━━ Supplied material ━━
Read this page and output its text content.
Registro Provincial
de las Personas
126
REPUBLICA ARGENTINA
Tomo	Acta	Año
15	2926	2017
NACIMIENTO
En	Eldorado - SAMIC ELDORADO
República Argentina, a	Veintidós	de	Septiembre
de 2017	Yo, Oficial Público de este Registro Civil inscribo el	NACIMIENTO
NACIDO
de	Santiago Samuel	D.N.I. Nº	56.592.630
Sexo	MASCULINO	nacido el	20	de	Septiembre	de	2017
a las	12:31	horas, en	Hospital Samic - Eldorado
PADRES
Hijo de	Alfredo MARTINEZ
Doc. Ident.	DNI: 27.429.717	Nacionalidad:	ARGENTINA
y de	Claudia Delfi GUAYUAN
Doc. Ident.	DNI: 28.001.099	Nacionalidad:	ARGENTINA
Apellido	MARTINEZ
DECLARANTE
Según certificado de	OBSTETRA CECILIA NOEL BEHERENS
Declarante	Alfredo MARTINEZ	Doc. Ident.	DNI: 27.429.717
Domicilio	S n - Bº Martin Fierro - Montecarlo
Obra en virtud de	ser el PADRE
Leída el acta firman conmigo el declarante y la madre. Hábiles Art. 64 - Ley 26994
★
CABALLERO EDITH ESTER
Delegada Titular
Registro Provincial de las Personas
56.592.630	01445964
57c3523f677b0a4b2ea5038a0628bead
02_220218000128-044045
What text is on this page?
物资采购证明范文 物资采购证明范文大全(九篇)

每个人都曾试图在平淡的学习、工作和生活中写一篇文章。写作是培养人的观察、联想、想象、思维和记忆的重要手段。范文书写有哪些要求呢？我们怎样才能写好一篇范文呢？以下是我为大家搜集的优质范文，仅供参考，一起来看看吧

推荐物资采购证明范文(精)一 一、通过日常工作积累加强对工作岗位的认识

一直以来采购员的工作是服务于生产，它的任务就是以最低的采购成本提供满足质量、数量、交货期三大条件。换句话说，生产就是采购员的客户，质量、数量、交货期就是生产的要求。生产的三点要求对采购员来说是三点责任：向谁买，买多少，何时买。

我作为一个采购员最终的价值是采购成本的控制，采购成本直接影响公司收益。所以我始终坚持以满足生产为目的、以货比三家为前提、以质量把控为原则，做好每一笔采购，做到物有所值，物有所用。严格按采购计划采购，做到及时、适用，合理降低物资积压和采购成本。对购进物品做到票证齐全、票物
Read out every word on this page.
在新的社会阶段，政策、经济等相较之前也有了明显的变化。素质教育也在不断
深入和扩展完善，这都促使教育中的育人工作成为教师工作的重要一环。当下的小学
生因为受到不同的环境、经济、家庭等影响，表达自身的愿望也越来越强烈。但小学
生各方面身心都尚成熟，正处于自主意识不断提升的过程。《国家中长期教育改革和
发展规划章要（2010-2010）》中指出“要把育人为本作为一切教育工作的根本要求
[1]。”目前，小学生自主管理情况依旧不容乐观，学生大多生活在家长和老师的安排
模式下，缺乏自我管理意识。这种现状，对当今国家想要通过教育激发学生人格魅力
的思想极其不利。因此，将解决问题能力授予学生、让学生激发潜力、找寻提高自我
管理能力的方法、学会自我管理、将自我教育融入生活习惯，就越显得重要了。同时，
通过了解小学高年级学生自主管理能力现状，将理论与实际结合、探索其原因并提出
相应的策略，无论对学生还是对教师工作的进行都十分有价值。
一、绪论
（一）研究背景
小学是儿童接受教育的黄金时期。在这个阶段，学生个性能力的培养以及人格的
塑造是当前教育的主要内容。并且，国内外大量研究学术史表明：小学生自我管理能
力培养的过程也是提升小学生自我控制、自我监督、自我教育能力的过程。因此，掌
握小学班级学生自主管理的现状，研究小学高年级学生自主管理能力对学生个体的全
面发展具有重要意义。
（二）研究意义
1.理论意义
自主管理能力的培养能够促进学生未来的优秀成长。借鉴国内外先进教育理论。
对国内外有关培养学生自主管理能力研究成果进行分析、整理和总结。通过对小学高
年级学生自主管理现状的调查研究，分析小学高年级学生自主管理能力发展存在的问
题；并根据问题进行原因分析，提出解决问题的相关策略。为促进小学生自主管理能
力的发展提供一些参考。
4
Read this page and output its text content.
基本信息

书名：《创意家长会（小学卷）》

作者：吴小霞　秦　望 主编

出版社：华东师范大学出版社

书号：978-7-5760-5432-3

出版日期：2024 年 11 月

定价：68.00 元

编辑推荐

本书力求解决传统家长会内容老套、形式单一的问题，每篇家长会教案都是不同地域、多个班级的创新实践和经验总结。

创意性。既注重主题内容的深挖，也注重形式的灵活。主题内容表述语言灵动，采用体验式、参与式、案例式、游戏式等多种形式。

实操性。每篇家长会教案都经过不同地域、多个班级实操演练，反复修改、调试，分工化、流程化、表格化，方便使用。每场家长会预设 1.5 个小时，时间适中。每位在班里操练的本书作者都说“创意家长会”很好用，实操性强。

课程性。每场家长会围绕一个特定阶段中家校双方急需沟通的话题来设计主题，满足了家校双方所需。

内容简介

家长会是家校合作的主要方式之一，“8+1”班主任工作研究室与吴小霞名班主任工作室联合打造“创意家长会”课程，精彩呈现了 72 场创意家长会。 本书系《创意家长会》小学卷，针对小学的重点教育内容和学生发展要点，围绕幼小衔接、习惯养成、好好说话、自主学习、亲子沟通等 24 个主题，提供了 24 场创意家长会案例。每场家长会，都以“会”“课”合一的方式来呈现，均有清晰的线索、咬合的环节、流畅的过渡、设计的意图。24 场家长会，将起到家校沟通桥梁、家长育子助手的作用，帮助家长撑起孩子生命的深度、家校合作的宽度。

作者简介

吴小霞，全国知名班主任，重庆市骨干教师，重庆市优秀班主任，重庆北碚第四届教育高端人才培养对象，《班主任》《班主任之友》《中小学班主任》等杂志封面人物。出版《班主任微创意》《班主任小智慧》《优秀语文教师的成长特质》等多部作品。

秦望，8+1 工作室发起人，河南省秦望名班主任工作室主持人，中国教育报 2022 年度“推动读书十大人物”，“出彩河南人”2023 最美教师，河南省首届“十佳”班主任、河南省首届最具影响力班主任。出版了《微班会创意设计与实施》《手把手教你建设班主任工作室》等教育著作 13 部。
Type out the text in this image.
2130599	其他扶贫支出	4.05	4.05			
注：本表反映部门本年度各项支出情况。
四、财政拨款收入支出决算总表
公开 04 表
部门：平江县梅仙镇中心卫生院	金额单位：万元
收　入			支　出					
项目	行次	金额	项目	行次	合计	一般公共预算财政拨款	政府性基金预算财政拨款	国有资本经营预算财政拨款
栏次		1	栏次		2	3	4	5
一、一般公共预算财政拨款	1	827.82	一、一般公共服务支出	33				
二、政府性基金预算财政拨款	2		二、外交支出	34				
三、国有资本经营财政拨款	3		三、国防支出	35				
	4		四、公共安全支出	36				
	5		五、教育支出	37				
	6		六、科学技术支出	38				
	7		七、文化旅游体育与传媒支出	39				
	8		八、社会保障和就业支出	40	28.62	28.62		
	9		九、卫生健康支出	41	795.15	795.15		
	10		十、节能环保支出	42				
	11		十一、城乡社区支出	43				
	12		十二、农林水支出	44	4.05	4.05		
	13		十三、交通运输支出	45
━━━
Please output the complete data exactly.

Read this page and output its text content.
Registro Provincial
de las Personas
126
REPUBLICA ARGENTINA
Tomo	Acta	Año
15	2926	2017
NACIMIENTO
En	Eldorado - SAMIC ELDORADO
República Argentina, a	Veintidós	de	Septiembre
de 2017	Yo, Oficial Público de este Registro Civil inscribo el	NACIMIENTO
NACIDO
de	Santiago Samuel	D.N.I. Nº	56.592.630
Sexo	MASCULINO	nacido el	20	de	Septiembre	de	2017
a las	12:31	horas, en	Hospital Samic - Eldorado
PADRES
Hijo de	Alfredo MARTINEZ
Doc. Ident.	DNI: 27.429.717	Nacionalidad:	ARGENTINA
y de	Claudia Delfi GUAYUAN
Doc. Ident.	DNI: 28.001.099	Nacionalidad:	ARGENTINA
Apellido	MARTINEZ
DECLARANTE
Según certificado de	OBSTETRA CECILIA NOEL BEHERENS
Declarante	Alfredo MARTINEZ	Doc. Ident.	DNI: 27.429.717
Domicilio	S n - Bº Martin Fierro - Montecarlo
Obra en virtud de	ser el PADRE
Leída el acta firman conmigo el declarante y la madre. Hábiles Art. 64 - Ley 26994
★
CABALLERO EDITH ESTER
Delegada Titular
Registro Provincial de las Personas
56.592.630	01445964
57c3523f677b0a4b2ea5038a0628bead
02_220218000128-044045
What text is on this page?
物资采购证明范文 物资采购证明范文大全(九篇)

每个人都曾试图在平淡的学习、工作和生活中写一篇文章。写作是培养人的观察、联想、想象、思维和记忆的重要手段。范文书写有哪些要求呢？我们怎样才能写好一篇范文呢？以下是我为大家搜集的优质范文，仅供参考，一起来看看吧

推荐物资采购证明范文(精)一 一、通过日常工作积累加强对工作岗位的认识

一直以来采购员的工作是服务于生产，它的任务就是以最低的采购成本提供满足质量、数量、交货期三大条件。换句话说，生产就是采购员的客户，质量、数量、交货期就是生产的要求。生产的三点要求对采购员来说是三点责任：向谁买，买多少，何时买。

我作为一个采购员最终的价值是采购成本的控制，采购成本直接影响公司收益。所以我始终坚持以满足生产为目的、以货比三家为前提、以质量把控为原则，做好每一笔采购，做到物有所值，物有所用。严格按采购计划采购，做到及时、适用，合理降低物资积压和采购成本。对购进物品做到票证齐全、票物
Read out every word on this page.
在新的社会阶段，政策、经济等相较之前也有了明显的变化。素质教育也在不断
深入和扩展完善，这都促使教育中的育人工作成为教师工作的重要一环。当下的小学
生因为受到不同的环境、经济、家庭等影响，表达自身的愿望也越来越强烈。但小学
生各方面身心都尚成熟，正处于自主意识不断提升的过程。《国家中长期教育改革和
发展规划章要（2010-2010）》中指出“要把育人为本作为一切教育工作的根本要求
[1]。”目前，小学生自主管理情况依旧不容乐观，学生大多生活在家长和老师的安排
模式下，缺乏自我管理意识。这种现状，对当今国家想要通过教育激发学生人格魅力
的思想极其不利。因此，将解决问题能力授予学生、让学生激发潜力、找寻提高自我
管理能力的方法、学会自我管理、将自我教育融入生活习惯，就越显得重要了。同时，
通过了解小学高年级学生自主管理能力现状，将理论与实际结合、探索其原因并提出
相应的策略，无论对学生还是对教师工作的进行都十分有价值。
一、绪论
（一）研究背景
小学是儿童接受教育的黄金时期。在这个阶段，学生个性能力的培养以及人格的
塑造是当前教育的主要内容。并且，国内外大量研究学术史表明：小学生自我管理能
力培养的过程也是提升小学生自我控制、自我监督、自我教育能力的过程。因此，掌
握小学班级学生自主管理的现状，研究小学高年级学生自主管理能力对学生个体的全
面发展具有重要意义。
（二）研究意义
1.理论意义
自主管理能力的培养能够促进学生未来的优秀成长。借鉴国内外先进教育理论。
对国内外有关培养学生自主管理能力研究成果进行分析、整理和总结。通过对小学高
年级学生自主管理现状的调查研究，分析小学高年级学生自主管理能力发展存在的问
题；并根据问题进行原因分析，提出解决问题的相关策略。为促进小学生自主管理能
力的发展提供一些参考。
4
Read this page and output its text content.
基本信息

书名：《创意家长会（小学卷）》

作者：吴小霞　秦　望 主编

出版社：华东师范大学出版社

书号：978-7-5760-5432-3

出版日期：2024 年 11 月

定价：68.00 元

编辑推荐

本书力求解决传统家长会内容老套、形式单一的问题，每篇家长会教案都是不同地域、多个班级的创新实践和经验总结。

创意性。既注重主题内容的深挖，也注重形式的灵活。主题内容表述语言灵动，采用体验式、参与式、案例式、游戏式等多种形式。

实操性。每篇家长会教案都经过不同地域、多个班级实操演练，反复修改、调试，分工化、流程化、表格化，方便使用。每场家长会预设 1.5 个小时，时间适中。每位在班里操练的本书作者都说“创意家长会”很好用，实操性强。

课程性。每场家长会围绕一个特定阶段中家校双方急需沟通的话题来设计主题，满足了家校双方所需。

内容简介

家长会是家校合作的主要方式之一，“8+1”班主任工作研究室与吴小霞名班主任工作室联合打造“创意家长会”课程，精彩呈现了 72 场创意家长会。 本书系《创意家长会》小学卷，针对小学的重点教育内容和学生发展要点，围绕幼小衔接、习惯养成、好好说话、自主学习、亲子沟通等 24 个主题，提供了 24 场创意家长会案例。每场家长会，都以“会”“课”合一的方式来呈现，均有清晰的线索、咬合的环节、流畅的过渡、设计的意图。24 场家长会，将起到家校沟通桥梁、家长育子助手的作用，帮助家长撑起孩子生命的深度、家校合作的宽度。

作者简介

吴小霞，全国知名班主任，重庆市骨干教师，重庆市优秀班主任，重庆北碚第四届教育高端人才培养对象，《班主任》《班主任之友》《中小学班主任》等杂志封面人物。出版《班主任微创意》《班主任小智慧》《优秀语文教师的成长特质》等多部作品。

秦望，8+1 工作室发起人，河南省秦望名班主任工作室主持人，中国教育报 2022 年度“推动读书十大人物”，“出彩河南人”2023 最美教师，河南省首届“十佳”班主任、河南省首届最具影响力班主任。出版了《微班会创意设计与实施》《手把手教你建设班主任工作室》等教育著作 13 部。
Type out the text in this image.
2130599	其他扶贫支出	4.05	4.05			
注：本表反映部门本年度各项支出情况。
四、财政拨款收入支出决算总表
公开 04 表
部门：平江县梅仙镇中心卫生院	金额单位：万元
收　入			支　出					
项目	行次	金额	项目	行次	合计	一般公共预算财政拨款	政府性基金预算财政拨款	国有资本经营预算财政拨款
栏次		1	栏次		2	3	4	5
一、一般公共预算财政拨款	1	827.82	一、一般公共服务支出	33				
二、政府性基金预算财政拨款	2		二、外交支出	34				
三、国有资本经营财政拨款	3		三、国防支出	35				
	4		四、公共安全支出	36				
	5		五、教育支出	37				
	6		六、科学技术支出	38				
	7		七、文化旅游体育与传媒支出	39				
	8		八、社会保障和就业支出	40	28.62	28.62		
	9		九、卫生健康支出	41	795.15	795.15		
	10		十、节能环保支出	42				
	11		十一、城乡社区支出	43				
	12		十二、农林水支出	44	4.05	4.05		
	13		十三、交通运输支出	45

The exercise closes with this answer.